• [What you are asked to do]:
Return every entry exactly as written.
▼
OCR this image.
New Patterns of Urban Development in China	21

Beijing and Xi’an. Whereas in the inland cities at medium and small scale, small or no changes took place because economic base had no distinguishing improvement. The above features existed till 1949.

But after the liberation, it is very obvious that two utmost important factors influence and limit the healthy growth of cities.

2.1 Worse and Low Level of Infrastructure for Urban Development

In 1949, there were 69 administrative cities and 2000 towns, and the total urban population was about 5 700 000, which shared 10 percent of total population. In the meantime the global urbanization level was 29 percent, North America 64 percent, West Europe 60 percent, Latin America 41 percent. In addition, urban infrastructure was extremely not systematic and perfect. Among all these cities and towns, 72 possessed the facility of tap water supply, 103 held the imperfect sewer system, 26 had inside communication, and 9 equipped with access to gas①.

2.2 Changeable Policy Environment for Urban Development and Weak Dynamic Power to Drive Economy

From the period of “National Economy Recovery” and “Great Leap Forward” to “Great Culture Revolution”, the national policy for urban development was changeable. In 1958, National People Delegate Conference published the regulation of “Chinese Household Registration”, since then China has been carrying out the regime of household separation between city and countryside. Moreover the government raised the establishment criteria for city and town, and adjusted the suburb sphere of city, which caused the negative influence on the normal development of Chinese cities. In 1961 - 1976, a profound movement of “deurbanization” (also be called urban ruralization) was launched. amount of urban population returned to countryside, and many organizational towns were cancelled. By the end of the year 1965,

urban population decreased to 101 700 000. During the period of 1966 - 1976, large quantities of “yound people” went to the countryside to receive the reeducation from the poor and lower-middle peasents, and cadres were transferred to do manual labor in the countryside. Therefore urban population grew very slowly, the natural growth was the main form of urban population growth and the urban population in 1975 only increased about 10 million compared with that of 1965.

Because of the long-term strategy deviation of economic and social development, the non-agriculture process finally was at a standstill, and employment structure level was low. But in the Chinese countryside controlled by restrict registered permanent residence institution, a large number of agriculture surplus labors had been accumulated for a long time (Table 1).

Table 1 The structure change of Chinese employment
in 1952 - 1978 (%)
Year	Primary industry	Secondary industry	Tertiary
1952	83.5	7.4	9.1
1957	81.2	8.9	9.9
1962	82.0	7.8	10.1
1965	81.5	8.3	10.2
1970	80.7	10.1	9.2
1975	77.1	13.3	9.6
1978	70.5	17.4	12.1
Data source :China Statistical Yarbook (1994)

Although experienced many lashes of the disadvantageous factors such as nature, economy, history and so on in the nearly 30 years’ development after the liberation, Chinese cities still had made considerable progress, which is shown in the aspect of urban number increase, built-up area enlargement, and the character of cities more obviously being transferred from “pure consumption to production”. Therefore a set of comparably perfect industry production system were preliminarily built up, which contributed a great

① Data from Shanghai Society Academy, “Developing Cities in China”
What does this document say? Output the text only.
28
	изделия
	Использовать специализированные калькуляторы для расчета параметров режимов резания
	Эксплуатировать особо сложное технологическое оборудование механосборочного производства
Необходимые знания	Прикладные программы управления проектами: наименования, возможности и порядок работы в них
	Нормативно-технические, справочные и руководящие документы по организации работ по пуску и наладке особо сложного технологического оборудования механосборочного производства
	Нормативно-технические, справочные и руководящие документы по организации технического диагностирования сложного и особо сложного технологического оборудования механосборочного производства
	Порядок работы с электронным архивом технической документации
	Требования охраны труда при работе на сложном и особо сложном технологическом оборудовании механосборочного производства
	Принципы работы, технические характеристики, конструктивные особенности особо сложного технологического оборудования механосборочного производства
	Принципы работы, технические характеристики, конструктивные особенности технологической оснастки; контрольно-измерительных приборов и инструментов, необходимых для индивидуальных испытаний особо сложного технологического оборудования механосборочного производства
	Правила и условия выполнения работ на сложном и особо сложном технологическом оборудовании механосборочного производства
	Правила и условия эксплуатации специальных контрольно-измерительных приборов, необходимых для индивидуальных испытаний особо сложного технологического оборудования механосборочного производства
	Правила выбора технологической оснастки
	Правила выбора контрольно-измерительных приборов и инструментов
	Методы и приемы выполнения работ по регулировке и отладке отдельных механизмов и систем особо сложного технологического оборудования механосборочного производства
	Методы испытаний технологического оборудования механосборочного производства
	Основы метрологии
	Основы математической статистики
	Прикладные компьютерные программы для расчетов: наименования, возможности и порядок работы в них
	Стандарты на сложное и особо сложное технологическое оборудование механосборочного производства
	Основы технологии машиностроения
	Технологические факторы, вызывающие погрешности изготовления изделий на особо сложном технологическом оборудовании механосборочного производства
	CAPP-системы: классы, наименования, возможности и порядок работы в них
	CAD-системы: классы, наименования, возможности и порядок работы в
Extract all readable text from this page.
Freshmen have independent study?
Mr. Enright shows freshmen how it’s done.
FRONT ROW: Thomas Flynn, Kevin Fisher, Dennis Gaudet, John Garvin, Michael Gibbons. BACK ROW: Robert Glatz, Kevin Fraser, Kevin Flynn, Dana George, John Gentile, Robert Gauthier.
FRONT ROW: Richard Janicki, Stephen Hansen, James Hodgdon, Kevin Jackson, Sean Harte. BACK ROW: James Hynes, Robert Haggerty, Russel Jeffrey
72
▲
• [Task answer]:
OCR this image.
New Patterns of Urban Development in China	21

Beijing and Xi’an. Whereas in the inland cities at medium and small scale, small or no changes took place because economic base had no distinguishing improvement. The above features existed till 1949.

But after the liberation, it is very obvious that two utmost important factors influence and limit the healthy growth of cities.

2.1 Worse and Low Level of Infrastructure for Urban Development

In 1949, there were 69 administrative cities and 2000 towns, and the total urban population was about 5 700 000, which shared 10 percent of total population. In the meantime the global urbanization level was 29 percent, North America 64 percent, West Europe 60 percent, Latin America 41 percent. In addition, urban infrastructure was extremely not systematic and perfect. Among all these cities and towns, 72 possessed the facility of tap water supply, 103 held the imperfect sewer system, 26 had inside communication, and 9 equipped with access to gas①.

2.2 Changeable Policy Environment for Urban Development and Weak Dynamic Power to Drive Economy

From the period of “National Economy Recovery” and “Great Leap Forward” to “Great Culture Revolution”, the national policy for urban development was changeable. In 1958, National People Delegate Conference published the regulation of “Chinese Household Registration”, since then China has been carrying out the regime of household separation between city and countryside. Moreover the government raised the establishment criteria for city and town, and adjusted the suburb sphere of city, which caused the negative influence on the normal development of Chinese cities. In 1961 - 1976, a profound movement of “deurbanization” (also be called urban ruralization) was launched. amount of urban population returned to countryside, and many organizational towns were cancelled. By the end of the year 1965,

urban population decreased to 101 700 000. During the period of 1966 - 1976, large quantities of “yound people” went to the countryside to receive the reeducation from the poor and lower-middle peasents, and cadres were transferred to do manual labor in the countryside. Therefore urban population grew very slowly, the natural growth was the main form of urban population growth and the urban population in 1975 only increased about 10 million compared with that of 1965.

Because of the long-term strategy deviation of economic and social development, the non-agriculture process finally was at a standstill, and employment structure level was low. But in the Chinese countryside controlled by restrict registered permanent residence institution, a large number of agriculture surplus labors had been accumulated for a long time (Table 1).

Table 1 The structure change of Chinese employment
in 1952 - 1978 (%)
Year	Primary industry	Secondary industry	Tertiary
1952	83.5	7.4	9.1
1957	81.2	8.9	9.9
1962	82.0	7.8	10.1
1965	81.5	8.3	10.2
1970	80.7	10.1	9.2
1975	77.1	13.3	9.6
1978	70.5	17.4	12.1
Data source :China Statistical Yarbook (1994)

Although experienced many lashes of the disadvantageous factors such as nature, economy, history and so on in the nearly 30 years’ development after the liberation, Chinese cities still had made considerable progress, which is shown in the aspect of urban number increase, built-up area enlargement, and the character of cities more obviously being transferred from “pure consumption to production”. Therefore a set of comparably perfect industry production system were preliminarily built up, which contributed a great

① Data from Shanghai Society Academy, “Developing Cities in China”
What does this document say? Output the text only.
28
	изделия
	Использовать специализированные калькуляторы для расчета параметров режимов резания
	Эксплуатировать особо сложное технологическое оборудование механосборочного производства
Необходимые знания	Прикладные программы управления проектами: наименования, возможности и порядок работы в них
	Нормативно-технические, справочные и руководящие документы по организации работ по пуску и наладке особо сложного технологического оборудования механосборочного производства
	Нормативно-технические, справочные и руководящие документы по организации технического диагностирования сложного и особо сложного технологического оборудования механосборочного производства
	Порядок работы с электронным архивом технической документации
	Требования охраны труда при работе на сложном и особо сложном технологическом оборудовании механосборочного производства
	Принципы работы, технические характеристики, конструктивные особенности особо сложного технологического оборудования механосборочного производства
	Принципы работы, технические характеристики, конструктивные особенности технологической оснастки; контрольно-измерительных приборов и инструментов, необходимых для индивидуальных испытаний особо сложного технологического оборудования механосборочного производства
	Правила и условия выполнения работ на сложном и особо сложном технологическом оборудовании механосборочного производства
	Правила и условия эксплуатации специальных контрольно-измерительных приборов, необходимых для индивидуальных испытаний особо сложного технологического оборудования механосборочного производства
	Правила выбора технологической оснастки
	Правила выбора контрольно-измерительных приборов и инструментов
	Методы и приемы выполнения работ по регулировке и отладке отдельных механизмов и систем особо сложного технологического оборудования механосборочного производства
	Методы испытаний технологического оборудования механосборочного производства
	Основы метрологии
	Основы математической статистики
	Прикладные компьютерные программы для расчетов: наименования, возможности и порядок работы в них
	Стандарты на сложное и особо сложное технологическое оборудование механосборочного производства
	Основы технологии машиностроения
	Технологические факторы, вызывающие погрешности изготовления изделий на особо сложном технологическом оборудовании механосборочного производства
	CAPP-системы: классы, наименования, возможности и порядок работы в них
	CAD-системы: классы, наименования, возможности и порядок работы в
Extract all readable text from this page.
Freshmen have independent study?
Mr. Enright shows freshmen how it’s done.
FRONT ROW: Thomas Flynn, Kevin Fisher, Dennis Gaudet, John Garvin, Michael Gibbons. BACK ROW: Robert Glatz, Kevin Fraser, Kevin Flynn, Dana George, John Gentile, Robert Gauthier.
FRONT ROW: Richard Janicki, Stephen Hansen, James Hodgdon, Kevin Jackson, Sean Harte. BACK ROW: James Hynes, Robert Haggerty, Russel Jeffrey
72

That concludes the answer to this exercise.